— BEGIN Supplied information —

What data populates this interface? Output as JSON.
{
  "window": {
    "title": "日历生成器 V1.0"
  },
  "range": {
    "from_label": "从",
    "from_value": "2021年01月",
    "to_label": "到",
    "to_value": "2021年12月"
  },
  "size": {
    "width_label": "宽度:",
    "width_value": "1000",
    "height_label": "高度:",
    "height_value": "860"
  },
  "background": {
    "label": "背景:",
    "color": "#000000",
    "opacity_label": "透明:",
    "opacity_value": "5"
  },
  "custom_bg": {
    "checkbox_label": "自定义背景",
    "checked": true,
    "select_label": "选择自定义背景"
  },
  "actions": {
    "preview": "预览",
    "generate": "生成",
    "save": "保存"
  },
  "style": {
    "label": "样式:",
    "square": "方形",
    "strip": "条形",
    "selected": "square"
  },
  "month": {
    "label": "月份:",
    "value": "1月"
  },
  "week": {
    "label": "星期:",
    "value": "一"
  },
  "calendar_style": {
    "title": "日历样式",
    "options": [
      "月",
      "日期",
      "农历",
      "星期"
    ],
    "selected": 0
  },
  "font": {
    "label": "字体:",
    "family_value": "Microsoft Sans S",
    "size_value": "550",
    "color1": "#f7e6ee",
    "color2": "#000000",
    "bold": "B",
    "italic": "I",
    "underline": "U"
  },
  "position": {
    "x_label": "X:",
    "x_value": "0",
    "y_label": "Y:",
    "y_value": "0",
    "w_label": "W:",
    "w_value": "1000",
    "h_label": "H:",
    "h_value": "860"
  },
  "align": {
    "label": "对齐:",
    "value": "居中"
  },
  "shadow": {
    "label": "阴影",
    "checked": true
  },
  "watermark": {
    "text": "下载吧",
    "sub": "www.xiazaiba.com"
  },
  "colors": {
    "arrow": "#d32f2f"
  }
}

— END Supplied information —

Written exercise —
Extract the full listing and reproduce each line exactly.

Exercise output —
What data populates this interface? Output as JSON.
{
  "window": {
    "title": "日历生成器 V1.0"
  },
  "range": {
    "from_label": "从",
    "from_value": "2021年01月",
    "to_label": "到",
    "to_value": "2021年12月"
  },
  "size": {
    "width_label": "宽度:",
    "width_value": "1000",
    "height_label": "高度:",
    "height_value": "860"
  },
  "background": {
    "label": "背景:",
    "color": "#000000",
    "opacity_label": "透明:",
    "opacity_value": "5"
  },
  "custom_bg": {
    "checkbox_label": "自定义背景",
    "checked": true,
    "select_label": "选择自定义背景"
  },
  "actions": {
    "preview": "预览",
    "generate": "生成",
    "save": "保存"
  },
  "style": {
    "label": "样式:",
    "square": "方形",
    "strip": "条形",
    "selected": "square"
  },
  "month": {
    "label": "月份:",
    "value": "1月"
  },
  "week": {
    "label": "星期:",
    "value": "一"
  },
  "calendar_style": {
    "title": "日历样式",
    "options": [
      "月",
      "日期",
      "农历",
      "星期"
    ],
    "selected": 0
  },
  "font": {
    "label": "字体:",
    "family_value": "Microsoft Sans S",
    "size_value": "550",
    "color1": "#f7e6ee",
    "color2": "#000000",
    "bold": "B",
    "italic": "I",
    "underline": "U"
  },
  "position": {
    "x_label": "X:",
    "x_value": "0",
    "y_label": "Y:",
    "y_value": "0",
    "w_label": "W:",
    "w_value": "1000",
    "h_label": "H:",
    "h_value": "860"
  },
  "align": {
    "label": "对齐:",
    "value": "居中"
  },
  "shadow": {
    "label": "阴影",
    "checked": true
  },
  "watermark": {
    "text": "下载吧",
    "sub": "www.xiazaiba.com"
  },
  "colors": {
    "arrow": "#d32f2f"
  }
}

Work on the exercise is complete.